>> Begin Data for this exercise

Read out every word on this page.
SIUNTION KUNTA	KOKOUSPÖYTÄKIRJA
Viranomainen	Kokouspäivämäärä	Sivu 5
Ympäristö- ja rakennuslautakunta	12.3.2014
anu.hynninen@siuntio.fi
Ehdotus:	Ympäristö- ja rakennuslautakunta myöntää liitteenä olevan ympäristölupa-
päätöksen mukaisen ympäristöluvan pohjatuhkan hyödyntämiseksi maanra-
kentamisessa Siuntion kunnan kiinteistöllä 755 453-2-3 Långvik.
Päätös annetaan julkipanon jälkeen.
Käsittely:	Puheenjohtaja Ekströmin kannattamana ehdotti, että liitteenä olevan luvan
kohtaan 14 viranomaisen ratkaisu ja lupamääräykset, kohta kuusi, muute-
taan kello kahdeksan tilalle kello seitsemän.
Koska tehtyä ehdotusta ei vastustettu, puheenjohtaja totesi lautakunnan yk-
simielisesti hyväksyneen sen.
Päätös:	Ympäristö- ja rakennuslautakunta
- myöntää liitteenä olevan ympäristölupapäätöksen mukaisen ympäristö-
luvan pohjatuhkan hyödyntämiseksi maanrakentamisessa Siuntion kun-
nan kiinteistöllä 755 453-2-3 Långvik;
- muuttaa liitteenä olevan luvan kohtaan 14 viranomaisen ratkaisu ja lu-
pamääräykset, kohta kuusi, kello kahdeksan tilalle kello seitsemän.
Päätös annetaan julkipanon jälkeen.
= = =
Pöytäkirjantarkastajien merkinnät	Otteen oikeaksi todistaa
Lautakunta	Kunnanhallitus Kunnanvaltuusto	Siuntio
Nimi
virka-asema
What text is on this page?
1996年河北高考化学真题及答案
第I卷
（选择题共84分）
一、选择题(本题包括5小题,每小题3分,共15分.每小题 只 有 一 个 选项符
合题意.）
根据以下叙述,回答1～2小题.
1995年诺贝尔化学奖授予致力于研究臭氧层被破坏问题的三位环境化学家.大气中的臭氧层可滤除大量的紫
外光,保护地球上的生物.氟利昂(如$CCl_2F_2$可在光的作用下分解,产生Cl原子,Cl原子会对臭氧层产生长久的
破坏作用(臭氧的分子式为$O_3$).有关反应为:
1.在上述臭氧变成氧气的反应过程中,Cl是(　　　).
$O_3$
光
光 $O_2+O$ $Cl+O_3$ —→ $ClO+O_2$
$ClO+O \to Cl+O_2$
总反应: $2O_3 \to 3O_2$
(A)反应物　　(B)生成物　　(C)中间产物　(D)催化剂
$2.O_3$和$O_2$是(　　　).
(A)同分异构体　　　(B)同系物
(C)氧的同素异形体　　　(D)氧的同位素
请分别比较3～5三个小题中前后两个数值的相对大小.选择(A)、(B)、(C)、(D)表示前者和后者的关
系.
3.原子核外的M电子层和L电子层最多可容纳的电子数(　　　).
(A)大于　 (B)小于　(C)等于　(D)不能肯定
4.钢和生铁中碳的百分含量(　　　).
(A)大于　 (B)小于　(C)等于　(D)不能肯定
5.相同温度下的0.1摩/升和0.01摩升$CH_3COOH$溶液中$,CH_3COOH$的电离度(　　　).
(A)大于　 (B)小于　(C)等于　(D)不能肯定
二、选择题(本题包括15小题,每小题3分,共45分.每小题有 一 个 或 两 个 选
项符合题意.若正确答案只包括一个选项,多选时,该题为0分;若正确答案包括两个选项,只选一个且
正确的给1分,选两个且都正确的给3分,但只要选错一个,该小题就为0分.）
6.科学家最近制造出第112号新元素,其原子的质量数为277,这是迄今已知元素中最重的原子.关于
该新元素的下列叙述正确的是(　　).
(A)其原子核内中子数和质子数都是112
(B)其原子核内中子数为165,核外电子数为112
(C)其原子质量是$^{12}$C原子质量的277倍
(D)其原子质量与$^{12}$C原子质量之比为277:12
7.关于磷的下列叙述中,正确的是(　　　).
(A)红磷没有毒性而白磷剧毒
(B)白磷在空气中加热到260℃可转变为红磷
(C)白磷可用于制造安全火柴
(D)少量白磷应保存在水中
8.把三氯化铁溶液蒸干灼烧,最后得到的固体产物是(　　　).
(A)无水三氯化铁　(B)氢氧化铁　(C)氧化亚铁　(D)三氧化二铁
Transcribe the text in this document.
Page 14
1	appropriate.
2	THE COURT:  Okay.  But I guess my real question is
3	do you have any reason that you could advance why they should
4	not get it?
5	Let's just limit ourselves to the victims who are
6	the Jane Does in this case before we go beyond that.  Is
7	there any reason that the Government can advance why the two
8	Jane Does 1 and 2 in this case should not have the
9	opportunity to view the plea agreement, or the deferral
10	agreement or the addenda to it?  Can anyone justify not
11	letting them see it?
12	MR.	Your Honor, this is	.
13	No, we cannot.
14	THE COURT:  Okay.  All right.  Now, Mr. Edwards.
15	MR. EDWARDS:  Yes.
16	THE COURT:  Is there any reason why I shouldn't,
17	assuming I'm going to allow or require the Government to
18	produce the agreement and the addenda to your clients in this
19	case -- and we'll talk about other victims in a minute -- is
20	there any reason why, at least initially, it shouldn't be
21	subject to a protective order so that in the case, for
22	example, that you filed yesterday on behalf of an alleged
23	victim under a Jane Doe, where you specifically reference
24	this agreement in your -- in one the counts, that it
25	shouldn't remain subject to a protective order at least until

>> End Data for this exercise

#### The problem:
Give the records above again, word for word.

#### Exercise solution:
Read out every word on this page.
SIUNTION KUNTA	KOKOUSPÖYTÄKIRJA
Viranomainen	Kokouspäivämäärä	Sivu 5
Ympäristö- ja rakennuslautakunta	12.3.2014
anu.hynninen@siuntio.fi
Ehdotus:	Ympäristö- ja rakennuslautakunta myöntää liitteenä olevan ympäristölupa-
päätöksen mukaisen ympäristöluvan pohjatuhkan hyödyntämiseksi maanra-
kentamisessa Siuntion kunnan kiinteistöllä 755 453-2-3 Långvik.
Päätös annetaan julkipanon jälkeen.
Käsittely:	Puheenjohtaja Ekströmin kannattamana ehdotti, että liitteenä olevan luvan
kohtaan 14 viranomaisen ratkaisu ja lupamääräykset, kohta kuusi, muute-
taan kello kahdeksan tilalle kello seitsemän.
Koska tehtyä ehdotusta ei vastustettu, puheenjohtaja totesi lautakunnan yk-
simielisesti hyväksyneen sen.
Päätös:	Ympäristö- ja rakennuslautakunta
- myöntää liitteenä olevan ympäristölupapäätöksen mukaisen ympäristö-
luvan pohjatuhkan hyödyntämiseksi maanrakentamisessa Siuntion kun-
nan kiinteistöllä 755 453-2-3 Långvik;
- muuttaa liitteenä olevan luvan kohtaan 14 viranomaisen ratkaisu ja lu-
pamääräykset, kohta kuusi, kello kahdeksan tilalle kello seitsemän.
Päätös annetaan julkipanon jälkeen.
= = =
Pöytäkirjantarkastajien merkinnät	Otteen oikeaksi todistaa
Lautakunta	Kunnanhallitus Kunnanvaltuusto	Siuntio
Nimi
virka-asema
What text is on this page?
1996年河北高考化学真题及答案
第I卷
（选择题共84分）
一、选择题(本题包括5小题,每小题3分,共15分.每小题 只 有 一 个 选项符
合题意.）
根据以下叙述,回答1～2小题.
1995年诺贝尔化学奖授予致力于研究臭氧层被破坏问题的三位环境化学家.大气中的臭氧层可滤除大量的紫
外光,保护地球上的生物.氟利昂(如$CCl_2F_2$可在光的作用下分解,产生Cl原子,Cl原子会对臭氧层产生长久的
破坏作用(臭氧的分子式为$O_3$).有关反应为:
1.在上述臭氧变成氧气的反应过程中,Cl是(　　　).
$O_3$
光
光 $O_2+O$ $Cl+O_3$ —→ $ClO+O_2$
$ClO+O \to Cl+O_2$
总反应: $2O_3 \to 3O_2$
(A)反应物　　(B)生成物　　(C)中间产物　(D)催化剂
$2.O_3$和$O_2$是(　　　).
(A)同分异构体　　　(B)同系物
(C)氧的同素异形体　　　(D)氧的同位素
请分别比较3～5三个小题中前后两个数值的相对大小.选择(A)、(B)、(C)、(D)表示前者和后者的关
系.
3.原子核外的M电子层和L电子层最多可容纳的电子数(　　　).
(A)大于　 (B)小于　(C)等于　(D)不能肯定
4.钢和生铁中碳的百分含量(　　　).
(A)大于　 (B)小于　(C)等于　(D)不能肯定
5.相同温度下的0.1摩/升和0.01摩升$CH_3COOH$溶液中$,CH_3COOH$的电离度(　　　).
(A)大于　 (B)小于　(C)等于　(D)不能肯定
二、选择题(本题包括15小题,每小题3分,共45分.每小题有 一 个 或 两 个 选
项符合题意.若正确答案只包括一个选项,多选时,该题为0分;若正确答案包括两个选项,只选一个且
正确的给1分,选两个且都正确的给3分,但只要选错一个,该小题就为0分.）
6.科学家最近制造出第112号新元素,其原子的质量数为277,这是迄今已知元素中最重的原子.关于
该新元素的下列叙述正确的是(　　).
(A)其原子核内中子数和质子数都是112
(B)其原子核内中子数为165,核外电子数为112
(C)其原子质量是$^{12}$C原子质量的277倍
(D)其原子质量与$^{12}$C原子质量之比为277:12
7.关于磷的下列叙述中,正确的是(　　　).
(A)红磷没有毒性而白磷剧毒
(B)白磷在空气中加热到260℃可转变为红磷
(C)白磷可用于制造安全火柴
(D)少量白磷应保存在水中
8.把三氯化铁溶液蒸干灼烧,最后得到的固体产物是(　　　).
(A)无水三氯化铁　(B)氢氧化铁　(C)氧化亚铁　(D)三氧化二铁
Transcribe the text in this document.
Page 14
1	appropriate.
2	THE COURT:  Okay.  But I guess my real question is
3	do you have any reason that you could advance why they should
4	not get it?
5	Let's just limit ourselves to the victims who are
6	the Jane Does in this case before we go beyond that.  Is
7	there any reason that the Government can advance why the two
8	Jane Does 1 and 2 in this case should not have the
9	opportunity to view the plea agreement, or the deferral
10	agreement or the addenda to it?  Can anyone justify not
11	letting them see it?
12	MR.	Your Honor, this is	.
13	No, we cannot.
14	THE COURT:  Okay.  All right.  Now, Mr. Edwards.
15	MR. EDWARDS:  Yes.
16	THE COURT:  Is there any reason why I shouldn't,
17	assuming I'm going to allow or require the Government to
18	produce the agreement and the addenda to your clients in this
19	case -- and we'll talk about other victims in a minute -- is
20	there any reason why, at least initially, it shouldn't be
21	subject to a protective order so that in the case, for
22	example, that you filed yesterday on behalf of an alleged
23	victim under a Jane Doe, where you specifically reference
24	this agreement in your -- in one the counts, that it
25	shouldn't remain subject to a protective order at least until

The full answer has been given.